Exercise inputs —

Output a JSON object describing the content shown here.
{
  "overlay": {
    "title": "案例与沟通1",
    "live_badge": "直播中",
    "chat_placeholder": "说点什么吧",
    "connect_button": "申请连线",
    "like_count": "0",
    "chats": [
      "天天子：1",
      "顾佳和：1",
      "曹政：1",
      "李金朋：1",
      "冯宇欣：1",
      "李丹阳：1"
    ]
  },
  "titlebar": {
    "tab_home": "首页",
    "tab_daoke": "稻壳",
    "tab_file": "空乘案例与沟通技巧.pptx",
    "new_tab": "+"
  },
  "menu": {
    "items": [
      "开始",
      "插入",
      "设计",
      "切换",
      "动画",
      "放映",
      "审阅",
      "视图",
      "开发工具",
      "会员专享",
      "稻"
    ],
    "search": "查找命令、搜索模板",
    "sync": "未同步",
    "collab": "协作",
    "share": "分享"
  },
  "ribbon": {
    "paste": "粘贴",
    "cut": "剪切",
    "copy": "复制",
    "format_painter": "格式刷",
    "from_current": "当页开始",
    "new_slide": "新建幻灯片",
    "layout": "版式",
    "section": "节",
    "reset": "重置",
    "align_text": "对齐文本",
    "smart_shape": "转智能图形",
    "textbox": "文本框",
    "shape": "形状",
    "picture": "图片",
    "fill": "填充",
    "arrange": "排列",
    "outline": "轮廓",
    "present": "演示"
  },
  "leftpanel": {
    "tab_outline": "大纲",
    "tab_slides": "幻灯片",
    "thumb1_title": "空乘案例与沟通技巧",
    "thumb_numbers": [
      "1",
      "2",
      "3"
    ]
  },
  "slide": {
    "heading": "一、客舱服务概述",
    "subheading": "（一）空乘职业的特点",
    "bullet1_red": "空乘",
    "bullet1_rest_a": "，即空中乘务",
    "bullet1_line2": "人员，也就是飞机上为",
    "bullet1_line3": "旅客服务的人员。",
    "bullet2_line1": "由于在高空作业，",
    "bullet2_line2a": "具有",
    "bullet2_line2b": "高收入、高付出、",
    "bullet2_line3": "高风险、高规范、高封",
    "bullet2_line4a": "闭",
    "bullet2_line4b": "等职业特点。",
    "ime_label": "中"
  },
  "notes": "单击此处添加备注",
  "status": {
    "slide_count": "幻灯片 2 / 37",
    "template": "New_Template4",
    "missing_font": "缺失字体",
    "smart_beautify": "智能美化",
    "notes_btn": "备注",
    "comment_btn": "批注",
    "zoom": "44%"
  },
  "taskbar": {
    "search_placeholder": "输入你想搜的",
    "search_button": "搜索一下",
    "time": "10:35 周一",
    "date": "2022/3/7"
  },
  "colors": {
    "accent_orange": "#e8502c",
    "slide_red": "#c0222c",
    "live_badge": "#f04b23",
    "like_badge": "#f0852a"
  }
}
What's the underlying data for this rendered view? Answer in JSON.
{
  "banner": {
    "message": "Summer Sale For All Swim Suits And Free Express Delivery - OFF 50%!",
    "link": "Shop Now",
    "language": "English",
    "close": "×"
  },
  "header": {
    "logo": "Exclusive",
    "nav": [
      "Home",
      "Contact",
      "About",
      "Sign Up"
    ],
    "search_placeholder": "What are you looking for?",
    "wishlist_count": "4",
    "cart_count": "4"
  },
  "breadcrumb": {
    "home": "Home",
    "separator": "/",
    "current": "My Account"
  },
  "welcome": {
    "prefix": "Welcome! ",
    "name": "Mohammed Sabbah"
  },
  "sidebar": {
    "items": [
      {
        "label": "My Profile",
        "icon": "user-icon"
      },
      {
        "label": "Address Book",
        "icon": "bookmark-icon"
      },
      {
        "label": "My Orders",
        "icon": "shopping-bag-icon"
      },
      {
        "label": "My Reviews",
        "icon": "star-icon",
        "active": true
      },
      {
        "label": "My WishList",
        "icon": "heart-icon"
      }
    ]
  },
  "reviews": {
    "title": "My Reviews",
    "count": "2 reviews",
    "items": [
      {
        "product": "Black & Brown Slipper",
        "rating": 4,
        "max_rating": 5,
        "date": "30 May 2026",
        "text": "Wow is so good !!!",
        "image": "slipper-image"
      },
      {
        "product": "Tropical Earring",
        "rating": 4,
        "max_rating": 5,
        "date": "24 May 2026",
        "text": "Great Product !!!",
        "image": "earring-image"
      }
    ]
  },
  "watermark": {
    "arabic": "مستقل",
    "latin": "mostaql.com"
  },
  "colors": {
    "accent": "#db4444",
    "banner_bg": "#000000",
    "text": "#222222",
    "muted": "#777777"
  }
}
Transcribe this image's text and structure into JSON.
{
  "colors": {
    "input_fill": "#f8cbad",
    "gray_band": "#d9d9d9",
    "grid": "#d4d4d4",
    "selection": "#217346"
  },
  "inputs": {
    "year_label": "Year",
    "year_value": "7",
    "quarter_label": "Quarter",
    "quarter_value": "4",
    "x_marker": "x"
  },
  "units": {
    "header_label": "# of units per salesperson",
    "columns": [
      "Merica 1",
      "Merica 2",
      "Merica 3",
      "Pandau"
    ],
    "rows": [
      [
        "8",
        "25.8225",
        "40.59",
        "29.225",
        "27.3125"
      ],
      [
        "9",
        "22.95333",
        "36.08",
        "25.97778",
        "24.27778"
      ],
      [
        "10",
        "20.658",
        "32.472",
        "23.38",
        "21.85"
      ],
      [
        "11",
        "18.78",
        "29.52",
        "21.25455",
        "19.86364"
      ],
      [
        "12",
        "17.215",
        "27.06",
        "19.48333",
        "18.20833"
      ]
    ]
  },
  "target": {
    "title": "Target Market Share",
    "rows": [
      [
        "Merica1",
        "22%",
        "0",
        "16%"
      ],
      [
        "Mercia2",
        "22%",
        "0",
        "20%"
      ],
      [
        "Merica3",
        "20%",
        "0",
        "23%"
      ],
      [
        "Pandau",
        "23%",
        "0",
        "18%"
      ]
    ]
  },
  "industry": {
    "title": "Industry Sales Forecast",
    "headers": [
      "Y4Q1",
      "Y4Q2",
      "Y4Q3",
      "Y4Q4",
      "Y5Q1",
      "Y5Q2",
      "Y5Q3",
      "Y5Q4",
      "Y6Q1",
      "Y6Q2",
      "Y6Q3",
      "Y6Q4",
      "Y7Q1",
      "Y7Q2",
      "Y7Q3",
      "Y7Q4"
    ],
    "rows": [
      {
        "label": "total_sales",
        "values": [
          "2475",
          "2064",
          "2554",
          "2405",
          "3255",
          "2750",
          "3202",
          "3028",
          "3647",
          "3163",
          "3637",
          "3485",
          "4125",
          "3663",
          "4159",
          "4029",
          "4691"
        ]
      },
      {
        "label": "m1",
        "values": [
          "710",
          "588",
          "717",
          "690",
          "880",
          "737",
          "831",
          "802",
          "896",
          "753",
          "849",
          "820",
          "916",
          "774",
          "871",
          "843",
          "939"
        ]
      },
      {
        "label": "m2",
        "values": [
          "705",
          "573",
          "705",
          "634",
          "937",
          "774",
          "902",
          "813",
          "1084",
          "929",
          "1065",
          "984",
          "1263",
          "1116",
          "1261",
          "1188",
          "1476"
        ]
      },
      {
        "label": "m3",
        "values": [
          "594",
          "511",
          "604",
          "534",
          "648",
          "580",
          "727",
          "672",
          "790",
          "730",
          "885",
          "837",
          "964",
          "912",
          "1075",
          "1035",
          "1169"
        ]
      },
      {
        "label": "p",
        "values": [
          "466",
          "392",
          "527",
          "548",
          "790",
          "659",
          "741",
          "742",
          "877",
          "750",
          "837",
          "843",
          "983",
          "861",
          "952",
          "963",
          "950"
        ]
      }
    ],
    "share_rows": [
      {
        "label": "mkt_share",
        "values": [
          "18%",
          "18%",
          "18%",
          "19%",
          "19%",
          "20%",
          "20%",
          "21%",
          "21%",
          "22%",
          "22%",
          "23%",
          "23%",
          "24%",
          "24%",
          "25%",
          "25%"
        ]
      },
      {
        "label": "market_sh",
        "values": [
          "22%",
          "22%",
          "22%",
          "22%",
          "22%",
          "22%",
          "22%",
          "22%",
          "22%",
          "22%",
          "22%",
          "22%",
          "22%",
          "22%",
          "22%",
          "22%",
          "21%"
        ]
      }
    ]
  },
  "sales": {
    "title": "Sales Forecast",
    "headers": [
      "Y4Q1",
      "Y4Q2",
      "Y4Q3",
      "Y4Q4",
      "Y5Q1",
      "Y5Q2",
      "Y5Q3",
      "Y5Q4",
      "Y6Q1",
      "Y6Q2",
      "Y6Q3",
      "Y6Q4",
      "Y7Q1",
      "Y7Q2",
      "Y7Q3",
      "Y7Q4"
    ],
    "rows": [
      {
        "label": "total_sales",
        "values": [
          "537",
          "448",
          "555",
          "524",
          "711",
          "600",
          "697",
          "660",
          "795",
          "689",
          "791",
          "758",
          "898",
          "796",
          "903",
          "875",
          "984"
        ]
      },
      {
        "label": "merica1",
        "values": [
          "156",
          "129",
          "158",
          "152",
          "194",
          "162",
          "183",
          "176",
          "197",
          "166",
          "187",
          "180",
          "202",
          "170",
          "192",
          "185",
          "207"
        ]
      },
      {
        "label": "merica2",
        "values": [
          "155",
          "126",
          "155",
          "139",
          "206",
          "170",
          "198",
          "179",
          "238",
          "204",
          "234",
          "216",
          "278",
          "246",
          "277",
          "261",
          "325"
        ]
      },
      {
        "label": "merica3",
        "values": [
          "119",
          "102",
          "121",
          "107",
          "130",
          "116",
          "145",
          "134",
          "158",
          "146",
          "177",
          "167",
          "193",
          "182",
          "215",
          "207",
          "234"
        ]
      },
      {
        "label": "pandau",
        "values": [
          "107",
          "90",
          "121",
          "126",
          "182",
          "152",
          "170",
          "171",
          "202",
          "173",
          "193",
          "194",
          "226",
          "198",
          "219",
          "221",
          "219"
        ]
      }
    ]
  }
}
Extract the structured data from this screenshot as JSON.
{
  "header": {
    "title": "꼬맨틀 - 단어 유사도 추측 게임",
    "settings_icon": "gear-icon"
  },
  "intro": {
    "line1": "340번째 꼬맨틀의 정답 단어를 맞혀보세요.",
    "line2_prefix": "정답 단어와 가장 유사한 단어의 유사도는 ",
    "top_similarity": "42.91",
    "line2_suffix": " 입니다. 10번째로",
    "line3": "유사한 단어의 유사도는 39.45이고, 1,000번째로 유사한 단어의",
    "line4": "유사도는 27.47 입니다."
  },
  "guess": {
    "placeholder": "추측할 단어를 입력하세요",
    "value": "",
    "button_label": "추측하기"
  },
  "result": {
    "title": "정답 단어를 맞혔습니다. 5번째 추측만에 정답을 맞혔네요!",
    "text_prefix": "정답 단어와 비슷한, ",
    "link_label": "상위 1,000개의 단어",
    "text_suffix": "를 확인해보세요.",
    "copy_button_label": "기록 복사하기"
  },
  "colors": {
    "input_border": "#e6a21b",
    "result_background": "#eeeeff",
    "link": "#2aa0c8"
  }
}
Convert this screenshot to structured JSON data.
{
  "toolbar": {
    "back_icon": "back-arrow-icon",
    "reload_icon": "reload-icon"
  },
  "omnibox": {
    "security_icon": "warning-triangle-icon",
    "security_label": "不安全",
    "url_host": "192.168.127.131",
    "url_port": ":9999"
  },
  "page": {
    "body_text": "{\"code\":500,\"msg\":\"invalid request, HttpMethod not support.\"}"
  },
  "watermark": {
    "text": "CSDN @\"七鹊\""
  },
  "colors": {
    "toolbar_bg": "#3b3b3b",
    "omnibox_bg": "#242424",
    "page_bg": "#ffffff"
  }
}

Short problem — Determine how many lines of the data contain the word "screenshot", and reply with that number only.

Solution to this task — 2